Copy out each line exactly as it appears.

++++++

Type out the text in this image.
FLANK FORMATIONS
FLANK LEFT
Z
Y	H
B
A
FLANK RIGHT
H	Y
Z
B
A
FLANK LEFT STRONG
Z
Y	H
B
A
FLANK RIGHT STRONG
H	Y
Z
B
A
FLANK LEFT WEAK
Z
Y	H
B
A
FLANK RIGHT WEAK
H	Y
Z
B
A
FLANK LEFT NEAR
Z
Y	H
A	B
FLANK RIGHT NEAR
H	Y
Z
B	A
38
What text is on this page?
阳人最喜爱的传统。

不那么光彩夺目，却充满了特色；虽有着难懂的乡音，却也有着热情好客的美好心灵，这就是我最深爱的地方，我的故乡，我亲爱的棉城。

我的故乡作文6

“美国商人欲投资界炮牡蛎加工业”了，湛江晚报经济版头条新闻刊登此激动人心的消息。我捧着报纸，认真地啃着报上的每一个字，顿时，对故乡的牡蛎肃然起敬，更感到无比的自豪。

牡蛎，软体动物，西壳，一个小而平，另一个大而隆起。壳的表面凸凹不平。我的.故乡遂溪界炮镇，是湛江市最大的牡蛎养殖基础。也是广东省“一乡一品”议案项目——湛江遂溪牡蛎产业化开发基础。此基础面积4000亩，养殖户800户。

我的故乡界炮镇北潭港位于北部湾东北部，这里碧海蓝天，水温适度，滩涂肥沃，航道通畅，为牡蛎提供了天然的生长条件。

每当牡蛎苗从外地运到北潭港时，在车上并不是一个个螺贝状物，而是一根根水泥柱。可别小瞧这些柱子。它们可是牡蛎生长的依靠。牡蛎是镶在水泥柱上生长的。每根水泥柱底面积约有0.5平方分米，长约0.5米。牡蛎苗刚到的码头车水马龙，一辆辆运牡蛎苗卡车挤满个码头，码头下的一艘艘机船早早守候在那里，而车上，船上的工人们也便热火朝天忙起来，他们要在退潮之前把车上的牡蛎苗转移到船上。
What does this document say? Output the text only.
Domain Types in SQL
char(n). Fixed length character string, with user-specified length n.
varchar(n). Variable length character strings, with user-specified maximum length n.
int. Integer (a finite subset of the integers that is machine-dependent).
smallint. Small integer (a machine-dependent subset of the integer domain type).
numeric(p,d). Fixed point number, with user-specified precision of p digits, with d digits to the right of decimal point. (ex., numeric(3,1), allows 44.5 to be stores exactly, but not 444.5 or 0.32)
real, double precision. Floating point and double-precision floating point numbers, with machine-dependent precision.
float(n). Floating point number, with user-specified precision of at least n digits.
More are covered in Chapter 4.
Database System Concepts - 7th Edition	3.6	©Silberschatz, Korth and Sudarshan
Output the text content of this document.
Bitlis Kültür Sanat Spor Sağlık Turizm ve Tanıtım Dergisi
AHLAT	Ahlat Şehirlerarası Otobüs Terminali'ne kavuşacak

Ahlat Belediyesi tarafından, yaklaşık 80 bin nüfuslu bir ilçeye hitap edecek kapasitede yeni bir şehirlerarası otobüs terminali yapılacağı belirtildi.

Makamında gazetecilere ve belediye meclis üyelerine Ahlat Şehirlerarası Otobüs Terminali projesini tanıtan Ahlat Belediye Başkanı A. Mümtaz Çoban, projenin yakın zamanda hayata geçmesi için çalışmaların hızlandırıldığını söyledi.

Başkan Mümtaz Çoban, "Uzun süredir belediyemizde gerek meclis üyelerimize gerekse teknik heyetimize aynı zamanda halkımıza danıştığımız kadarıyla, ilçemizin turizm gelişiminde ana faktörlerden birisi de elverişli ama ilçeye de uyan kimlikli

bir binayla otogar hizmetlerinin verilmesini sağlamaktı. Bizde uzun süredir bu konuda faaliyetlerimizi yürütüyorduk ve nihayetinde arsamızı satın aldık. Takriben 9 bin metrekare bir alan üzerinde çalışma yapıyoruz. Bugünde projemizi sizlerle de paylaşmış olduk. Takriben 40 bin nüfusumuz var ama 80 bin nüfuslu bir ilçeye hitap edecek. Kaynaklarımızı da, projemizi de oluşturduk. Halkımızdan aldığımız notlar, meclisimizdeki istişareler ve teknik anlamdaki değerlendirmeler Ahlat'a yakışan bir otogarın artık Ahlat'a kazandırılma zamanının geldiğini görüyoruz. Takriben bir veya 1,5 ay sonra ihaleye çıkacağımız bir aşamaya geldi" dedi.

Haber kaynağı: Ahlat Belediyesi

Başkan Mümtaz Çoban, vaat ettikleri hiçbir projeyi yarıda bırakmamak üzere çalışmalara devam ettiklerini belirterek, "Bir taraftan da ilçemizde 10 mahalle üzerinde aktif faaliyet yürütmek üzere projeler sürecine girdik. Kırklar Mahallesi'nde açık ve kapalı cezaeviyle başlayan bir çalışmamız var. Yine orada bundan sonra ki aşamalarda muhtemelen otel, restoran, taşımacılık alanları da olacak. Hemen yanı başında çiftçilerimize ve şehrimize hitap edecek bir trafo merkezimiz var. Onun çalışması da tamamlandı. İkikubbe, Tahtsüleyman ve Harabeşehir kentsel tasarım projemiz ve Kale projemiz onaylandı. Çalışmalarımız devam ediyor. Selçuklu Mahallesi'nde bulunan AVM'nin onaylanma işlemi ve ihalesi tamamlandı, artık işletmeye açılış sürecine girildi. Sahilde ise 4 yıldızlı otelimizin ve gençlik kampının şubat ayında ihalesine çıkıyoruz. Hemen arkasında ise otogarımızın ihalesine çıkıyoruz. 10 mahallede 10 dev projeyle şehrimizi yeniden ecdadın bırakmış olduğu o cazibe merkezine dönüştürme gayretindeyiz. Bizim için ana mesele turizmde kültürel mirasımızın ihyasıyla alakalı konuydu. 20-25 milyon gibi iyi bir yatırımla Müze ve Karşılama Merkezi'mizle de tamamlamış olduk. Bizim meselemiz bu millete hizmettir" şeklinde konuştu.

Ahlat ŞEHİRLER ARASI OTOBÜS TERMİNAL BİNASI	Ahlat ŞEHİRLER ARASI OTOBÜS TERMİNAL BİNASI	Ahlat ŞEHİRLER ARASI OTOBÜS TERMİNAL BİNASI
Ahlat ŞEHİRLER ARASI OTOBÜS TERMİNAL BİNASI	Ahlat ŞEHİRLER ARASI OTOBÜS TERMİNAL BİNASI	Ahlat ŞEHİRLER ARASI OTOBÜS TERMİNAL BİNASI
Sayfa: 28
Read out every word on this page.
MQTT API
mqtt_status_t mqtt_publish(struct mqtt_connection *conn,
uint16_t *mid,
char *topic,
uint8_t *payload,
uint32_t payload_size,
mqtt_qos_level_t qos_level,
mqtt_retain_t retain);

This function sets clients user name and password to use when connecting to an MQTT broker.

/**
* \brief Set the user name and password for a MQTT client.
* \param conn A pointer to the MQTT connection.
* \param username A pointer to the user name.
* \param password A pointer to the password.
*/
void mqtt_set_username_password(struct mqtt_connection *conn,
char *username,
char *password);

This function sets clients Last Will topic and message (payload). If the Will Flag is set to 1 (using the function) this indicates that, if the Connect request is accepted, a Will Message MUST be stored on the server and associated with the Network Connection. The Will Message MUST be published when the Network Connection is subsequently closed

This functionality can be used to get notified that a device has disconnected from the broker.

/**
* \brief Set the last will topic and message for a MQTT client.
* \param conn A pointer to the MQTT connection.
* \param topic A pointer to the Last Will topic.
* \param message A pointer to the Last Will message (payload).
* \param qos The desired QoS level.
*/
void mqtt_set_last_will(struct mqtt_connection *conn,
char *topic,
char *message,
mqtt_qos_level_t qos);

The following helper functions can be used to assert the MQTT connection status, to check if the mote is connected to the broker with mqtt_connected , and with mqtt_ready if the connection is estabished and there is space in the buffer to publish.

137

++++++

_Complete response_
Type out the text in this image.
FLANK FORMATIONS
FLANK LEFT
Z
Y	H
B
A
FLANK RIGHT
H	Y
Z
B
A
FLANK LEFT STRONG
Z
Y	H
B
A
FLANK RIGHT STRONG
H	Y
Z
B
A
FLANK LEFT WEAK
Z
Y	H
B
A
FLANK RIGHT WEAK
H	Y
Z
B
A
FLANK LEFT NEAR
Z
Y	H
A	B
FLANK RIGHT NEAR
H	Y
Z
B	A
38
What text is on this page?
阳人最喜爱的传统。

不那么光彩夺目，却充满了特色；虽有着难懂的乡音，却也有着热情好客的美好心灵，这就是我最深爱的地方，我的故乡，我亲爱的棉城。

我的故乡作文6

“美国商人欲投资界炮牡蛎加工业”了，湛江晚报经济版头条新闻刊登此激动人心的消息。我捧着报纸，认真地啃着报上的每一个字，顿时，对故乡的牡蛎肃然起敬，更感到无比的自豪。

牡蛎，软体动物，西壳，一个小而平，另一个大而隆起。壳的表面凸凹不平。我的.故乡遂溪界炮镇，是湛江市最大的牡蛎养殖基础。也是广东省“一乡一品”议案项目——湛江遂溪牡蛎产业化开发基础。此基础面积4000亩，养殖户800户。

我的故乡界炮镇北潭港位于北部湾东北部，这里碧海蓝天，水温适度，滩涂肥沃，航道通畅，为牡蛎提供了天然的生长条件。

每当牡蛎苗从外地运到北潭港时，在车上并不是一个个螺贝状物，而是一根根水泥柱。可别小瞧这些柱子。它们可是牡蛎生长的依靠。牡蛎是镶在水泥柱上生长的。每根水泥柱底面积约有0.5平方分米，长约0.5米。牡蛎苗刚到的码头车水马龙，一辆辆运牡蛎苗卡车挤满个码头，码头下的一艘艘机船早早守候在那里，而车上，船上的工人们也便热火朝天忙起来，他们要在退潮之前把车上的牡蛎苗转移到船上。
What does this document say? Output the text only.
Domain Types in SQL
char(n). Fixed length character string, with user-specified length n.
varchar(n). Variable length character strings, with user-specified maximum length n.
int. Integer (a finite subset of the integers that is machine-dependent).
smallint. Small integer (a machine-dependent subset of the integer domain type).
numeric(p,d). Fixed point number, with user-specified precision of p digits, with d digits to the right of decimal point. (ex., numeric(3,1), allows 44.5 to be stores exactly, but not 444.5 or 0.32)
real, double precision. Floating point and double-precision floating point numbers, with machine-dependent precision.
float(n). Floating point number, with user-specified precision of at least n digits.
More are covered in Chapter 4.
Database System Concepts - 7th Edition	3.6	©Silberschatz, Korth and Sudarshan
Output the text content of this document.
Bitlis Kültür Sanat Spor Sağlık Turizm ve Tanıtım Dergisi
AHLAT	Ahlat Şehirlerarası Otobüs Terminali'ne kavuşacak

Ahlat Belediyesi tarafından, yaklaşık 80 bin nüfuslu bir ilçeye hitap edecek kapasitede yeni bir şehirlerarası otobüs terminali yapılacağı belirtildi.

Makamında gazetecilere ve belediye meclis üyelerine Ahlat Şehirlerarası Otobüs Terminali projesini tanıtan Ahlat Belediye Başkanı A. Mümtaz Çoban, projenin yakın zamanda hayata geçmesi için çalışmaların hızlandırıldığını söyledi.

Başkan Mümtaz Çoban, "Uzun süredir belediyemizde gerek meclis üyelerimize gerekse teknik heyetimize aynı zamanda halkımıza danıştığımız kadarıyla, ilçemizin turizm gelişiminde ana faktörlerden birisi de elverişli ama ilçeye de uyan kimlikli

bir binayla otogar hizmetlerinin verilmesini sağlamaktı. Bizde uzun süredir bu konuda faaliyetlerimizi yürütüyorduk ve nihayetinde arsamızı satın aldık. Takriben 9 bin metrekare bir alan üzerinde çalışma yapıyoruz. Bugünde projemizi sizlerle de paylaşmış olduk. Takriben 40 bin nüfusumuz var ama 80 bin nüfuslu bir ilçeye hitap edecek. Kaynaklarımızı da, projemizi de oluşturduk. Halkımızdan aldığımız notlar, meclisimizdeki istişareler ve teknik anlamdaki değerlendirmeler Ahlat'a yakışan bir otogarın artık Ahlat'a kazandırılma zamanının geldiğini görüyoruz. Takriben bir veya 1,5 ay sonra ihaleye çıkacağımız bir aşamaya geldi" dedi.

Haber kaynağı: Ahlat Belediyesi

Başkan Mümtaz Çoban, vaat ettikleri hiçbir projeyi yarıda bırakmamak üzere çalışmalara devam ettiklerini belirterek, "Bir taraftan da ilçemizde 10 mahalle üzerinde aktif faaliyet yürütmek üzere projeler sürecine girdik. Kırklar Mahallesi'nde açık ve kapalı cezaeviyle başlayan bir çalışmamız var. Yine orada bundan sonra ki aşamalarda muhtemelen otel, restoran, taşımacılık alanları da olacak. Hemen yanı başında çiftçilerimize ve şehrimize hitap edecek bir trafo merkezimiz var. Onun çalışması da tamamlandı. İkikubbe, Tahtsüleyman ve Harabeşehir kentsel tasarım projemiz ve Kale projemiz onaylandı. Çalışmalarımız devam ediyor. Selçuklu Mahallesi'nde bulunan AVM'nin onaylanma işlemi ve ihalesi tamamlandı, artık işletmeye açılış sürecine girildi. Sahilde ise 4 yıldızlı otelimizin ve gençlik kampının şubat ayında ihalesine çıkıyoruz. Hemen arkasında ise otogarımızın ihalesine çıkıyoruz. 10 mahallede 10 dev projeyle şehrimizi yeniden ecdadın bırakmış olduğu o cazibe merkezine dönüştürme gayretindeyiz. Bizim için ana mesele turizmde kültürel mirasımızın ihyasıyla alakalı konuydu. 20-25 milyon gibi iyi bir yatırımla Müze ve Karşılama Merkezi'mizle de tamamlamış olduk. Bizim meselemiz bu millete hizmettir" şeklinde konuştu.

Ahlat ŞEHİRLER ARASI OTOBÜS TERMİNAL BİNASI	Ahlat ŞEHİRLER ARASI OTOBÜS TERMİNAL BİNASI	Ahlat ŞEHİRLER ARASI OTOBÜS TERMİNAL BİNASI
Ahlat ŞEHİRLER ARASI OTOBÜS TERMİNAL BİNASI	Ahlat ŞEHİRLER ARASI OTOBÜS TERMİNAL BİNASI	Ahlat ŞEHİRLER ARASI OTOBÜS TERMİNAL BİNASI
Sayfa: 28
Read out every word on this page.
MQTT API
mqtt_status_t mqtt_publish(struct mqtt_connection *conn,
uint16_t *mid,
char *topic,
uint8_t *payload,
uint32_t payload_size,
mqtt_qos_level_t qos_level,
mqtt_retain_t retain);

This function sets clients user name and password to use when connecting to an MQTT broker.

/**
* \brief Set the user name and password for a MQTT client.
* \param conn A pointer to the MQTT connection.
* \param username A pointer to the user name.
* \param password A pointer to the password.
*/
void mqtt_set_username_password(struct mqtt_connection *conn,
char *username,
char *password);

This function sets clients Last Will topic and message (payload). If the Will Flag is set to 1 (using the function) this indicates that, if the Connect request is accepted, a Will Message MUST be stored on the server and associated with the Network Connection. The Will Message MUST be published when the Network Connection is subsequently closed

This functionality can be used to get notified that a device has disconnected from the broker.

/**
* \brief Set the last will topic and message for a MQTT client.
* \param conn A pointer to the MQTT connection.
* \param topic A pointer to the Last Will topic.
* \param message A pointer to the Last Will message (payload).
* \param qos The desired QoS level.
*/
void mqtt_set_last_will(struct mqtt_connection *conn,
char *topic,
char *message,
mqtt_qos_level_t qos);

The following helper functions can be used to assert the MQTT connection status, to check if the mote is connected to the broker with mqtt_connected , and with mqtt_ready if the connection is estabished and there is space in the buffer to publish.

137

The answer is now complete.